> **Exercise directions**
Using the records below, please work out how many lines contain "Билибинский"; answer with the number alone.

> **Recorded data**
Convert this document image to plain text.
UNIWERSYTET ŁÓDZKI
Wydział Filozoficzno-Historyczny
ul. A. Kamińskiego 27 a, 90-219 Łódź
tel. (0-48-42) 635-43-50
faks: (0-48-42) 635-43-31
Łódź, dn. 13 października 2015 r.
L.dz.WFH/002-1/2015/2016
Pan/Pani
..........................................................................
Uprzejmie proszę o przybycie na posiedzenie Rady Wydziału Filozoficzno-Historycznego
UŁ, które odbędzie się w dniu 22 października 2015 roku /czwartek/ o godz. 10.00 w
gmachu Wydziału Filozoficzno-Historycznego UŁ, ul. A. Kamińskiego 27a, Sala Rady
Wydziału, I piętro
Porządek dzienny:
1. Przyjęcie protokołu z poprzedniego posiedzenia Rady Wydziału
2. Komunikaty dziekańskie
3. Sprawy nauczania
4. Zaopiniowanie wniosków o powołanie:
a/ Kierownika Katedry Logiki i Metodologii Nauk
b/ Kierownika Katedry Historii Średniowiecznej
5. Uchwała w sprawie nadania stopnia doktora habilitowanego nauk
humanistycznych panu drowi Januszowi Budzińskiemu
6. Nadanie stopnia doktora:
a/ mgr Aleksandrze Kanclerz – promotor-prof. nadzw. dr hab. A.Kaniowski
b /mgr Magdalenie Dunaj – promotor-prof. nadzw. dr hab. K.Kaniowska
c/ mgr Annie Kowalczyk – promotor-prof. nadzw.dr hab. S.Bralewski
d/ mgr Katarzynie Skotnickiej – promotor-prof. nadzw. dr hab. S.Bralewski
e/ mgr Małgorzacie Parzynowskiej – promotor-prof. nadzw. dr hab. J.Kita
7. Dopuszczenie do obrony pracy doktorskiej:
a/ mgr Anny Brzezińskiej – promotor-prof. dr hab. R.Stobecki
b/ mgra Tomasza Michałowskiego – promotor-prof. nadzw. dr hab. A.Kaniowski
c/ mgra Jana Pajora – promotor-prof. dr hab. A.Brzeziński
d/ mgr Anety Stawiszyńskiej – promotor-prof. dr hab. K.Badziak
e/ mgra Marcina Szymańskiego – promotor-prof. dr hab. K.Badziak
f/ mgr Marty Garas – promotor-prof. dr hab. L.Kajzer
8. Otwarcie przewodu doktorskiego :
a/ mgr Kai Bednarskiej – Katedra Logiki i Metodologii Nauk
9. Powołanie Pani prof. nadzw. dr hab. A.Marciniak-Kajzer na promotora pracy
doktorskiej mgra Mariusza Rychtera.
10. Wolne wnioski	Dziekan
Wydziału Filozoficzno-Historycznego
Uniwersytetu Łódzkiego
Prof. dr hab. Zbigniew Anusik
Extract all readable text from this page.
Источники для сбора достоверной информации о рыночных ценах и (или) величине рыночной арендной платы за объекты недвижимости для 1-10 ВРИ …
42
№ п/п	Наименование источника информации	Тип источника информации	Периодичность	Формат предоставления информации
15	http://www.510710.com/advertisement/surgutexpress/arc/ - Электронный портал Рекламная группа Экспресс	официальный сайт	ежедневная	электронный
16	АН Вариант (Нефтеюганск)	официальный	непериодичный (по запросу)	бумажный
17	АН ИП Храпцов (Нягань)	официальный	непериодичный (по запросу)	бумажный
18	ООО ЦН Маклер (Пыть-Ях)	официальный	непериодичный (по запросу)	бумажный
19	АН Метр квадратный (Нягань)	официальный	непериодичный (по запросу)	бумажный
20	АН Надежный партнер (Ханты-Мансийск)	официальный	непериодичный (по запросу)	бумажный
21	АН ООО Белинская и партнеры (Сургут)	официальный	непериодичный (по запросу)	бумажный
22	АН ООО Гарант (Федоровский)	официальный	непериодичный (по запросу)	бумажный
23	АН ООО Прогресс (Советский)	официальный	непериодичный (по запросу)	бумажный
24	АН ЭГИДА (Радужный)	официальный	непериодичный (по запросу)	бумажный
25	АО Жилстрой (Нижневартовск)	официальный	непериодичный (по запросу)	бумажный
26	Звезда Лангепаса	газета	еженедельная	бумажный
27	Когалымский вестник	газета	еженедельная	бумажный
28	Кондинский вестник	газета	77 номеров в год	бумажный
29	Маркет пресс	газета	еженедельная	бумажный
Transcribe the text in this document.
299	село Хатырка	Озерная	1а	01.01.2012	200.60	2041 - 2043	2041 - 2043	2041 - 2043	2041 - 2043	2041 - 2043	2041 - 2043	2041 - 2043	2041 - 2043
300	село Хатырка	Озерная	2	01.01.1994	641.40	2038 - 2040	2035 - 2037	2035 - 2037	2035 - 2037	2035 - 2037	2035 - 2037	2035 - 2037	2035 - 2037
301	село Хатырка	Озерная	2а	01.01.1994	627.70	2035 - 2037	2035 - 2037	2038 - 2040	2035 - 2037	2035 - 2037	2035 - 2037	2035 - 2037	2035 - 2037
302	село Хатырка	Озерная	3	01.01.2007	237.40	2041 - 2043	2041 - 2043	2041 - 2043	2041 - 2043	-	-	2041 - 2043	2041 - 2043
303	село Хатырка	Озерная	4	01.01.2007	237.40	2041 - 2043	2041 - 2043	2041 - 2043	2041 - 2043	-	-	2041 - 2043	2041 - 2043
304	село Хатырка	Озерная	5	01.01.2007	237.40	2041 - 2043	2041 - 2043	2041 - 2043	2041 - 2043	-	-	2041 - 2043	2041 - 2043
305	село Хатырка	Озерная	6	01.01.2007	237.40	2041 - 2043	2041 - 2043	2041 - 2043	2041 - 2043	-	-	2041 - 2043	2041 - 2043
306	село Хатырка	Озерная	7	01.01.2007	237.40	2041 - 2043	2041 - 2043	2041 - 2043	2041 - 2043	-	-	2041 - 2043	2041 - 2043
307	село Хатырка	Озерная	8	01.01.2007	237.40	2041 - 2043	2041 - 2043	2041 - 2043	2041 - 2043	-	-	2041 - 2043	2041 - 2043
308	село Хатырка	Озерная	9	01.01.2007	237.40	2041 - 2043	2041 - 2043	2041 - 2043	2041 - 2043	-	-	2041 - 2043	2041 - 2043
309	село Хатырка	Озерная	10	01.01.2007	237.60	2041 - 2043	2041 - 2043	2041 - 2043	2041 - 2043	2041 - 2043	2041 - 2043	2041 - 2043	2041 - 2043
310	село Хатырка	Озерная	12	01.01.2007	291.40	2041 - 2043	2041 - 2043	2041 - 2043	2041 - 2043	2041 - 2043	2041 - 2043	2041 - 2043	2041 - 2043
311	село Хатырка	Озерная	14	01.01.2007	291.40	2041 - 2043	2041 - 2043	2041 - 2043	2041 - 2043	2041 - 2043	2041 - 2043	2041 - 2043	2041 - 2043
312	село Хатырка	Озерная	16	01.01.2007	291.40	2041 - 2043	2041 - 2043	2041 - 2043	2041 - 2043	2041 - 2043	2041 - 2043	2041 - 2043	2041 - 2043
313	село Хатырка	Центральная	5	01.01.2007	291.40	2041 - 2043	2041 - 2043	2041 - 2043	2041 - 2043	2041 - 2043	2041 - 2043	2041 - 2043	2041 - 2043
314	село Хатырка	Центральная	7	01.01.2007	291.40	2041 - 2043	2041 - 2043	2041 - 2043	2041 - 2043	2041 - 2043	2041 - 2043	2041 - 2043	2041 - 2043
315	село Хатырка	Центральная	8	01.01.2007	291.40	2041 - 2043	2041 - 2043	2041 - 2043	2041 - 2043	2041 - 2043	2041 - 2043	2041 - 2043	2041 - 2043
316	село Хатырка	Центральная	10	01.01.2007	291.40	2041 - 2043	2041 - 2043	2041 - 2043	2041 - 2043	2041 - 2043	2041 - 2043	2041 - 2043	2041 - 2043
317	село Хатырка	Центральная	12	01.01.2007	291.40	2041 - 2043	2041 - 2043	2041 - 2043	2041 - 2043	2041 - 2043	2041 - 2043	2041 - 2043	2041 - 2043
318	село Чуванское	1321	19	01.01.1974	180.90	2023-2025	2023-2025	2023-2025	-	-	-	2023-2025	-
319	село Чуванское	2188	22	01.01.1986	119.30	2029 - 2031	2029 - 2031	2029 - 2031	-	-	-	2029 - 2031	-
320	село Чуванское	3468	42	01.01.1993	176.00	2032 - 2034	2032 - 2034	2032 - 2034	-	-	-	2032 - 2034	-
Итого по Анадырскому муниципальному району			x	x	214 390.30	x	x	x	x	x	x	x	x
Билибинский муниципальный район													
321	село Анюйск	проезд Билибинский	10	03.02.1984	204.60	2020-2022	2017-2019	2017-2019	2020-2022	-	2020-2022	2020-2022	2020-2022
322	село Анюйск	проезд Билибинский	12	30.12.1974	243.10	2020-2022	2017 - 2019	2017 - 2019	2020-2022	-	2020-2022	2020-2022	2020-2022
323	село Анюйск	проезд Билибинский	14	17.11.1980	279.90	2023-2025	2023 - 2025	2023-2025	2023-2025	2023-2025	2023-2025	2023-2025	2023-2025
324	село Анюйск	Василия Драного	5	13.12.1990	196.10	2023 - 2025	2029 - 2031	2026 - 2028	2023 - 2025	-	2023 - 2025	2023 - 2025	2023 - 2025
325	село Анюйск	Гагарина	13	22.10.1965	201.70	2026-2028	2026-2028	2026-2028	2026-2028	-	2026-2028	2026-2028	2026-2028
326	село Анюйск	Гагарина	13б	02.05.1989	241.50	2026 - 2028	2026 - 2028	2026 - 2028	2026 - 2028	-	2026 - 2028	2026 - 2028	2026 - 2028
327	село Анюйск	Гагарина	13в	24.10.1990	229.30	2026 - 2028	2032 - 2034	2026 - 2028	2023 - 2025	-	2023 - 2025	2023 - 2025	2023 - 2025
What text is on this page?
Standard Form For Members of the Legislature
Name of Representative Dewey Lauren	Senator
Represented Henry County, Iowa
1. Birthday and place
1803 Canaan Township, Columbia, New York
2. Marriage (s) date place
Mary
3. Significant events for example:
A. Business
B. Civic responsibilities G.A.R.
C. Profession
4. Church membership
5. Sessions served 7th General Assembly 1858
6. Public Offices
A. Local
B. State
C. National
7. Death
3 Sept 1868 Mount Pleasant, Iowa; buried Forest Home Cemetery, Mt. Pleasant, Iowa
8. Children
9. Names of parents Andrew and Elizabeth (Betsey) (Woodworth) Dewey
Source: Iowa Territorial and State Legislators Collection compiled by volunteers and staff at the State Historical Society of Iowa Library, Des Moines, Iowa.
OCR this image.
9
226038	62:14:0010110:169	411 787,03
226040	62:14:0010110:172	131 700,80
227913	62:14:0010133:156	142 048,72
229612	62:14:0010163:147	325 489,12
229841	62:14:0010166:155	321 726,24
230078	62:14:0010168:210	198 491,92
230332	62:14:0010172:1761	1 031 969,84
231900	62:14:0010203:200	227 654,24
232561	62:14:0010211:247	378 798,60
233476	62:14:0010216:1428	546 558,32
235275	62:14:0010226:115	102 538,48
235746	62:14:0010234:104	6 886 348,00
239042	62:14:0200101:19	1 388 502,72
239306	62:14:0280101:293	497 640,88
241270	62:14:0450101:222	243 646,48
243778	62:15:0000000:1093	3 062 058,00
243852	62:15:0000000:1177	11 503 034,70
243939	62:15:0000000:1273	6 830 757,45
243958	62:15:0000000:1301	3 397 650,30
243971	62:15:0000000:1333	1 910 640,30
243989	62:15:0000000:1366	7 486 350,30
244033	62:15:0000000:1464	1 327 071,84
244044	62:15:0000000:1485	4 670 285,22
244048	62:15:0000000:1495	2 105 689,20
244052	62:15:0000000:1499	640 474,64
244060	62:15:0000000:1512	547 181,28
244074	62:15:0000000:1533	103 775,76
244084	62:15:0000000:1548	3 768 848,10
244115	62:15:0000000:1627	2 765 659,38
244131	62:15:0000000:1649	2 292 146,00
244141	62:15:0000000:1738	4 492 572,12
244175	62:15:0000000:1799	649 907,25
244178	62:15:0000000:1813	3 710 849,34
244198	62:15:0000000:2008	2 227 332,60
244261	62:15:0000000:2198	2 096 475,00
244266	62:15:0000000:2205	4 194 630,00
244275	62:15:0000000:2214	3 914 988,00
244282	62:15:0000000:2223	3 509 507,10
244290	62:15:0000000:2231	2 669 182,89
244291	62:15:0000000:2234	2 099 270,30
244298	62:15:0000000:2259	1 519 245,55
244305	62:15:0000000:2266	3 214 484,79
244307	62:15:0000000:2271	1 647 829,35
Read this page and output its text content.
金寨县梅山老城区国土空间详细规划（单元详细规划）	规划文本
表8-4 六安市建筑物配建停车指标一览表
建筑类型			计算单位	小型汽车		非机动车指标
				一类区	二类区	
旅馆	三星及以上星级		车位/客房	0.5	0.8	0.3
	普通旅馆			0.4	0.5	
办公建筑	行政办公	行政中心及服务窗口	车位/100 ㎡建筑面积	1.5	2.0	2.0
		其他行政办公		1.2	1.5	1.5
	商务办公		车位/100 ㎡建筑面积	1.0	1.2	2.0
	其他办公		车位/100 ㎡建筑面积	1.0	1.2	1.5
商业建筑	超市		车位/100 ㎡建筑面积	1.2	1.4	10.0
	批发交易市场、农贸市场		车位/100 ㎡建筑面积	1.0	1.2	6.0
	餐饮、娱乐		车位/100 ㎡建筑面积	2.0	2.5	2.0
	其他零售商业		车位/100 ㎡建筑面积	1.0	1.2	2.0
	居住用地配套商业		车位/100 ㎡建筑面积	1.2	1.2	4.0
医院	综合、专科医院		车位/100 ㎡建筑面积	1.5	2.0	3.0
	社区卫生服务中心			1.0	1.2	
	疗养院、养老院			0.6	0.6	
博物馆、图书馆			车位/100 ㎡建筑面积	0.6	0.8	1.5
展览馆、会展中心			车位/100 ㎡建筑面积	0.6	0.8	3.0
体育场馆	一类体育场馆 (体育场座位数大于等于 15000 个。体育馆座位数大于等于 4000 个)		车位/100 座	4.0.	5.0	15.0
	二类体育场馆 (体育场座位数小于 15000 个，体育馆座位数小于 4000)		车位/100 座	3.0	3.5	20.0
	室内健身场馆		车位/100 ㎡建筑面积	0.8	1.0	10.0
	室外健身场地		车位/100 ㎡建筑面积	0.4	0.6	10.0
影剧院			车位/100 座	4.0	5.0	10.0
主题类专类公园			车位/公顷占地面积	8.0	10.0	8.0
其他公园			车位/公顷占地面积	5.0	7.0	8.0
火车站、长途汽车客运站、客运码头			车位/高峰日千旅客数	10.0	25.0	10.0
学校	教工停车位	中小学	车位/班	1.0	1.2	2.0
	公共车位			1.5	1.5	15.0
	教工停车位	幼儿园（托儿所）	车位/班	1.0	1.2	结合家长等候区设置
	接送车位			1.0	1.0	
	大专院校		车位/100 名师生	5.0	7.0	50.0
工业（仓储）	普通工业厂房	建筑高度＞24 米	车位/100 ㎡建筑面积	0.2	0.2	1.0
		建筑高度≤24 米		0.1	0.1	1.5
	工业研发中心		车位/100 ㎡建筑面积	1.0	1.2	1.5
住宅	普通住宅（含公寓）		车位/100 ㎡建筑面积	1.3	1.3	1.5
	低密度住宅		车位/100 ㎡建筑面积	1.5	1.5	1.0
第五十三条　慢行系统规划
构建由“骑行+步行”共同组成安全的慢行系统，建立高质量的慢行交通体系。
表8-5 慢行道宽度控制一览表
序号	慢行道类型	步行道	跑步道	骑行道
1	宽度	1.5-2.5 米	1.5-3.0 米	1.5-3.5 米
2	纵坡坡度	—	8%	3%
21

> **Result of this exercise**
4